* _Exercise description_
The entries below are to be written out again without alteration.

* _Record list_
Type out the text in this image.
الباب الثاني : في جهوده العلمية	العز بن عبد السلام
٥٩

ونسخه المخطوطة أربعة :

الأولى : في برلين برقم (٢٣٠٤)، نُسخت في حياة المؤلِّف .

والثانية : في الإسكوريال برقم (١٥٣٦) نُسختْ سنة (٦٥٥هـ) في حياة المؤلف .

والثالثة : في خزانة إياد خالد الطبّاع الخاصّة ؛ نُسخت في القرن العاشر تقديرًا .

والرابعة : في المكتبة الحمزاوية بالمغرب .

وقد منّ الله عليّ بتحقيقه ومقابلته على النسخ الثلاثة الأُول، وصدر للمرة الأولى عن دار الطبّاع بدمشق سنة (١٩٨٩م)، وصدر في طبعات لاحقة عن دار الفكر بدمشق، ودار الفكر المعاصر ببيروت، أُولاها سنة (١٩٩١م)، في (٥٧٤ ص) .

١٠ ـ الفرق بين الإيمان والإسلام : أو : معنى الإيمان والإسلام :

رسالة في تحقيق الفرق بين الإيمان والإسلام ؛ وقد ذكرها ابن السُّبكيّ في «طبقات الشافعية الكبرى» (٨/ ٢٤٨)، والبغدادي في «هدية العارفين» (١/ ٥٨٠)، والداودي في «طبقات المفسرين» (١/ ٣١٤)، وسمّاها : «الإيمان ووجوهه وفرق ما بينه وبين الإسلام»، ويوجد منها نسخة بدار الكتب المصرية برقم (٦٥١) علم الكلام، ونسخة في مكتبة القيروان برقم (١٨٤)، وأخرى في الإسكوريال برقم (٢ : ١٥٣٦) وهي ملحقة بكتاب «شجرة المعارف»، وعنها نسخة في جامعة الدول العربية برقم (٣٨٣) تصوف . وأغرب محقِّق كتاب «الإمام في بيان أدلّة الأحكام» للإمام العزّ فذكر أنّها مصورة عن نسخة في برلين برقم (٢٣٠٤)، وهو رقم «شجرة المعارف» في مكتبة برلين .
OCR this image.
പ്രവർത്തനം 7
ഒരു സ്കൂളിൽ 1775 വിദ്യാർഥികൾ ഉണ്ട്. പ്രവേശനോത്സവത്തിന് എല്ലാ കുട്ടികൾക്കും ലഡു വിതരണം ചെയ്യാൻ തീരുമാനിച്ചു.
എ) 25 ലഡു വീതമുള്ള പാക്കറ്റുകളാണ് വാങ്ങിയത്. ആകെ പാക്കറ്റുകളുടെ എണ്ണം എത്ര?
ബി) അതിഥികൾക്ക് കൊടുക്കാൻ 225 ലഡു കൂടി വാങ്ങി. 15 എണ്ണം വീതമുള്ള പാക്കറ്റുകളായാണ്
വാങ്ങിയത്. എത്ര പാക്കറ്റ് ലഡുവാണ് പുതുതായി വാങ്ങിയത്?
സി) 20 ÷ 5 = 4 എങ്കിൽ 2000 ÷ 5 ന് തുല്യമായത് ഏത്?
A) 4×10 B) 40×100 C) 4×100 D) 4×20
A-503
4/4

* _Expected answer_
Type out the text in this image.
الباب الثاني : في جهوده العلمية	العز بن عبد السلام
٥٩

ونسخه المخطوطة أربعة :

الأولى : في برلين برقم (٢٣٠٤)، نُسخت في حياة المؤلِّف .

والثانية : في الإسكوريال برقم (١٥٣٦) نُسختْ سنة (٦٥٥هـ) في حياة المؤلف .

والثالثة : في خزانة إياد خالد الطبّاع الخاصّة ؛ نُسخت في القرن العاشر تقديرًا .

والرابعة : في المكتبة الحمزاوية بالمغرب .

وقد منّ الله عليّ بتحقيقه ومقابلته على النسخ الثلاثة الأُول، وصدر للمرة الأولى عن دار الطبّاع بدمشق سنة (١٩٨٩م)، وصدر في طبعات لاحقة عن دار الفكر بدمشق، ودار الفكر المعاصر ببيروت، أُولاها سنة (١٩٩١م)، في (٥٧٤ ص) .

١٠ ـ الفرق بين الإيمان والإسلام : أو : معنى الإيمان والإسلام :

رسالة في تحقيق الفرق بين الإيمان والإسلام ؛ وقد ذكرها ابن السُّبكيّ في «طبقات الشافعية الكبرى» (٨/ ٢٤٨)، والبغدادي في «هدية العارفين» (١/ ٥٨٠)، والداودي في «طبقات المفسرين» (١/ ٣١٤)، وسمّاها : «الإيمان ووجوهه وفرق ما بينه وبين الإسلام»، ويوجد منها نسخة بدار الكتب المصرية برقم (٦٥١) علم الكلام، ونسخة في مكتبة القيروان برقم (١٨٤)، وأخرى في الإسكوريال برقم (٢ : ١٥٣٦) وهي ملحقة بكتاب «شجرة المعارف»، وعنها نسخة في جامعة الدول العربية برقم (٣٨٣) تصوف . وأغرب محقِّق كتاب «الإمام في بيان أدلّة الأحكام» للإمام العزّ فذكر أنّها مصورة عن نسخة في برلين برقم (٢٣٠٤)، وهو رقم «شجرة المعارف» في مكتبة برلين .
OCR this image.
പ്രവർത്തനം 7
ഒരു സ്കൂളിൽ 1775 വിദ്യാർഥികൾ ഉണ്ട്. പ്രവേശനോത്സവത്തിന് എല്ലാ കുട്ടികൾക്കും ലഡു വിതരണം ചെയ്യാൻ തീരുമാനിച്ചു.
എ) 25 ലഡു വീതമുള്ള പാക്കറ്റുകളാണ് വാങ്ങിയത്. ആകെ പാക്കറ്റുകളുടെ എണ്ണം എത്ര?
ബി) അതിഥികൾക്ക് കൊടുക്കാൻ 225 ലഡു കൂടി വാങ്ങി. 15 എണ്ണം വീതമുള്ള പാക്കറ്റുകളായാണ്
വാങ്ങിയത്. എത്ര പാക്കറ്റ് ലഡുവാണ് പുതുതായി വാങ്ങിയത്?
സി) 20 ÷ 5 = 4 എങ്കിൽ 2000 ÷ 5 ന് തുല്യമായത് ഏത്?
A) 4×10 B) 40×100 C) 4×100 D) 4×20
A-503
4/4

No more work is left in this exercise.